## What to do
State how many lines hold the word "основные", with no other words.

[Entries from a dataset]
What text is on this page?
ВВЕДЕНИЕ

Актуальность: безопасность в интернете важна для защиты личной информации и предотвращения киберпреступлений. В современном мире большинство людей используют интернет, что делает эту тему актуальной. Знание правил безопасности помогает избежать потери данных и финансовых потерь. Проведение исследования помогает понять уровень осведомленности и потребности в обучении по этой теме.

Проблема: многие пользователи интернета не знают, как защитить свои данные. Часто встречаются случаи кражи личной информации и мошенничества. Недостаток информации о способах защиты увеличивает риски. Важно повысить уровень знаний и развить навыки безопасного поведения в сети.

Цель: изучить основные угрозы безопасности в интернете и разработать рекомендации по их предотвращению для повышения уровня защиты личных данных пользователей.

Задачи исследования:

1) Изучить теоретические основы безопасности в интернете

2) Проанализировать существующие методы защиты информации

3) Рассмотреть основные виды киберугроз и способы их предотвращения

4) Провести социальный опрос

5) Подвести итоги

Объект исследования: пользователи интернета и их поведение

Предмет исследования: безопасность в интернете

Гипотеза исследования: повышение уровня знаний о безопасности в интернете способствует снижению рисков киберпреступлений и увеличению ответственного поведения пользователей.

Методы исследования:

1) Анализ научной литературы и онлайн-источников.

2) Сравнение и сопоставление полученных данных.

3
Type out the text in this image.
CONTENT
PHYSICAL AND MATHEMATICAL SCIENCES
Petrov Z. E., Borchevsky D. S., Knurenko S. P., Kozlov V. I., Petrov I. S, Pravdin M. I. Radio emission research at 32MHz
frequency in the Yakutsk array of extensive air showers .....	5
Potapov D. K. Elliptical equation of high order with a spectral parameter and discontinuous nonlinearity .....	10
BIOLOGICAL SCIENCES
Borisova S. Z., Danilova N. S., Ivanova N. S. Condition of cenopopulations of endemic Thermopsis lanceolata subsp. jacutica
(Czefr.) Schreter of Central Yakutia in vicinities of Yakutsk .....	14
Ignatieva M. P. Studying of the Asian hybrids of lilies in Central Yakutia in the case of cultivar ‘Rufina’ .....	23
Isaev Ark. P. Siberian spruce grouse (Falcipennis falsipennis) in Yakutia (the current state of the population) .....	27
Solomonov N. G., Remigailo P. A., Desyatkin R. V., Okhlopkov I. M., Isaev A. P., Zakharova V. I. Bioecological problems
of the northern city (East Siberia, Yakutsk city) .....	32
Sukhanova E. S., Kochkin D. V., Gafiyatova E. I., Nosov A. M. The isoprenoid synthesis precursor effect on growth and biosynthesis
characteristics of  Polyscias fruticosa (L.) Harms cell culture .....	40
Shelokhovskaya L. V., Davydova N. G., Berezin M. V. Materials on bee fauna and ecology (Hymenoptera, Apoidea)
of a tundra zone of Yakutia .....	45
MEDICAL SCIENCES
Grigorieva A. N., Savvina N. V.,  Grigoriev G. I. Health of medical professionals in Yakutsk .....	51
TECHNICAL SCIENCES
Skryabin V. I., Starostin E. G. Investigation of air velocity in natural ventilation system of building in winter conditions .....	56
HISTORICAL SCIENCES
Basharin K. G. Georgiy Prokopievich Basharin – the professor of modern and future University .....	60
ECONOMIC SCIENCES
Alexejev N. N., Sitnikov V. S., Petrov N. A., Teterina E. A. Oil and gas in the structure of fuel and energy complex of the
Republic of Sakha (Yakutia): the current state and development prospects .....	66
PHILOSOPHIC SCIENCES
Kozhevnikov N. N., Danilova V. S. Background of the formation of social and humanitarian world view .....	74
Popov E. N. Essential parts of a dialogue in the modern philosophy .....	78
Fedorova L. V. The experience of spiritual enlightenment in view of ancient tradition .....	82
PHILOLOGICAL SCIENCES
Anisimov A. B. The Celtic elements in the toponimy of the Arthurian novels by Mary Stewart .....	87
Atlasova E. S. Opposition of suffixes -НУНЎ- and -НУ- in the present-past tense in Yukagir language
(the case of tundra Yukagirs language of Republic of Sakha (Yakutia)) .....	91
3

...

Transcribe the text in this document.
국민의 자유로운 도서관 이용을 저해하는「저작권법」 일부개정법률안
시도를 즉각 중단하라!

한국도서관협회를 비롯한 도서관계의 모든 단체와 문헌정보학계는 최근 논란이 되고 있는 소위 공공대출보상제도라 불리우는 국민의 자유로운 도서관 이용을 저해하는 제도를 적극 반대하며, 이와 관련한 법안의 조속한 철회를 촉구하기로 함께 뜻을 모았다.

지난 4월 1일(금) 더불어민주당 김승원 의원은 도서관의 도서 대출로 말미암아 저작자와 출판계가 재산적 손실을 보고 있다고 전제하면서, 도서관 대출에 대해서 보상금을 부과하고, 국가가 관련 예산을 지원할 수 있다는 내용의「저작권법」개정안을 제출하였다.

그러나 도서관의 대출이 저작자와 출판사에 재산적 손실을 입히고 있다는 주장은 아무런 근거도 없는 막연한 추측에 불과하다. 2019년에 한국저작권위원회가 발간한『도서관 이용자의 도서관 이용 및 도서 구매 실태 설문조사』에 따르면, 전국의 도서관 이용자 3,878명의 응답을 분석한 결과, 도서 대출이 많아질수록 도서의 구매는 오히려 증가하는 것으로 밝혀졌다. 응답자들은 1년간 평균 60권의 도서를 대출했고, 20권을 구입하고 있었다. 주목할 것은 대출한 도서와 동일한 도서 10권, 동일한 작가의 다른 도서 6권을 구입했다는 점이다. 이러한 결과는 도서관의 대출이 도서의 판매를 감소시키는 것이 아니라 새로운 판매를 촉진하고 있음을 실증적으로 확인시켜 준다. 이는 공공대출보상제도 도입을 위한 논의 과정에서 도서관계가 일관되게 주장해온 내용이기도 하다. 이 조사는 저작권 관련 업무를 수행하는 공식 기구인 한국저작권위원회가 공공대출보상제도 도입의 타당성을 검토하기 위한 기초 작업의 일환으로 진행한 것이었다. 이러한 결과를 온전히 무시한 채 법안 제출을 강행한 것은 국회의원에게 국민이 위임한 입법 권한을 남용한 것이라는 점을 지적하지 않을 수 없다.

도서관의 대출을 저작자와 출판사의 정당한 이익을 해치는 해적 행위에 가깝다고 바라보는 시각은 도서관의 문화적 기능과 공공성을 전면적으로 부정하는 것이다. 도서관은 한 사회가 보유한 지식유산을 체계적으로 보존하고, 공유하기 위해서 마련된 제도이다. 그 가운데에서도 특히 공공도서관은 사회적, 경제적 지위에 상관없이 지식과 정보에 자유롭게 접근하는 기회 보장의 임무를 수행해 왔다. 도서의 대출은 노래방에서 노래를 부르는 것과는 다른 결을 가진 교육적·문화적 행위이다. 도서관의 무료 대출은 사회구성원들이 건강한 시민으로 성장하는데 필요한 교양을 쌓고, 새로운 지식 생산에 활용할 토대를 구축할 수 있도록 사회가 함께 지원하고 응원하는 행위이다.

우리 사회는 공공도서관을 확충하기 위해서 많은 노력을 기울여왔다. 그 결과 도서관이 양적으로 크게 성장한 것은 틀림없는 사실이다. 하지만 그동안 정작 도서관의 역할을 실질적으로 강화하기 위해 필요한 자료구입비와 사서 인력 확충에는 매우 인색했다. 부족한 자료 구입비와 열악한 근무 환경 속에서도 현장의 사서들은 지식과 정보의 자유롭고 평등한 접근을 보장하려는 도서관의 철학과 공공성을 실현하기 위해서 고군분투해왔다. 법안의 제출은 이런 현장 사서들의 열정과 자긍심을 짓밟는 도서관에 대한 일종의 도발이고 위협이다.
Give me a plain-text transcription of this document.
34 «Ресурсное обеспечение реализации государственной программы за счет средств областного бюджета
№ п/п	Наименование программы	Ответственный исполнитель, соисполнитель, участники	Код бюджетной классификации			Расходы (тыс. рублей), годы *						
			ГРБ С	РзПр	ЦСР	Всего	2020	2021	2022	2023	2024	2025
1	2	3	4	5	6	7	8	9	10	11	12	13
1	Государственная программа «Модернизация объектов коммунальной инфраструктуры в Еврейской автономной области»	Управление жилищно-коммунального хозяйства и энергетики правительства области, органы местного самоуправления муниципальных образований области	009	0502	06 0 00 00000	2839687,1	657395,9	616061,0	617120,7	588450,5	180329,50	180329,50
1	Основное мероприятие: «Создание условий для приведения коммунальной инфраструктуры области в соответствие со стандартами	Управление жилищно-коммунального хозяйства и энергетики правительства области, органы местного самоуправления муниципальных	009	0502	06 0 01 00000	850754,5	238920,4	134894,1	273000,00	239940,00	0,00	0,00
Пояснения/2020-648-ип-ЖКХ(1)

...

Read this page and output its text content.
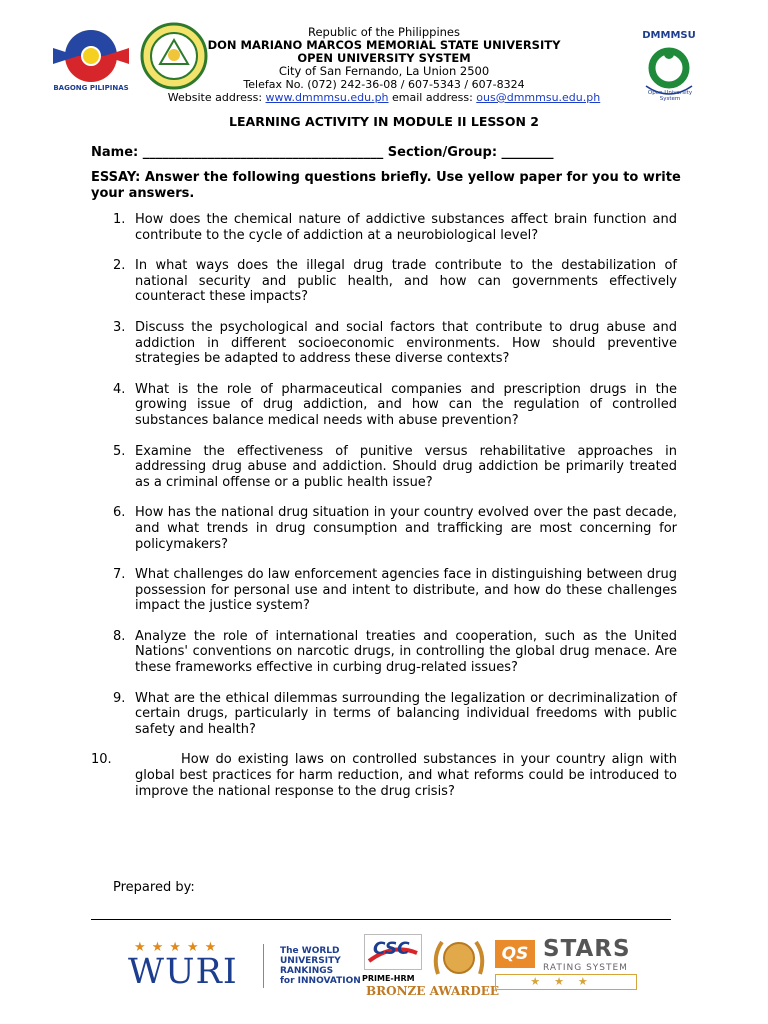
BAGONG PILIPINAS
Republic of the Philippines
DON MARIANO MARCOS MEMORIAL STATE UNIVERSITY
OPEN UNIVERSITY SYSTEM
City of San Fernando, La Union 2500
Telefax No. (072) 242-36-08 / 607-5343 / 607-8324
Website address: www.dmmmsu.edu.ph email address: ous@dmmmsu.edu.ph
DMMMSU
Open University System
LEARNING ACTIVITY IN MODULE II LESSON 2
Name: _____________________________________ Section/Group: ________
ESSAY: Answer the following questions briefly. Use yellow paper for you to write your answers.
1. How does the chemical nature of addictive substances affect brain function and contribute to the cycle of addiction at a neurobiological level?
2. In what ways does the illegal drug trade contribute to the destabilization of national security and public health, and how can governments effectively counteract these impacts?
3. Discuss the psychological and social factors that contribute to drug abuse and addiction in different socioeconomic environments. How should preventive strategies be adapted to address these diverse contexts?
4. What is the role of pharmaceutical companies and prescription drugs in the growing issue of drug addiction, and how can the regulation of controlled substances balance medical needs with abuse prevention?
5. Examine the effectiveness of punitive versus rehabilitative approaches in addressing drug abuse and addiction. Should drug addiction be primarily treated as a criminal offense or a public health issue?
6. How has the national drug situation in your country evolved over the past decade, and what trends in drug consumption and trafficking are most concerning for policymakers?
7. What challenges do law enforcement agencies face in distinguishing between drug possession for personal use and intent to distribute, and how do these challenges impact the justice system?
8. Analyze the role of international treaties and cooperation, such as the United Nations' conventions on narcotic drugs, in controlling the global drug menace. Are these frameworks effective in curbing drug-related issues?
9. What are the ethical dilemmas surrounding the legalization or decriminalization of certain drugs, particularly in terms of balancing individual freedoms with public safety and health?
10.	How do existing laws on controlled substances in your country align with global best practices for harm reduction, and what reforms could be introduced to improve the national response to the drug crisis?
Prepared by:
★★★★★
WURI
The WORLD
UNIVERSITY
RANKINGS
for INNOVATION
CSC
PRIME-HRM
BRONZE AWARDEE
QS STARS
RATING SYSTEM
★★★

## Expected output
2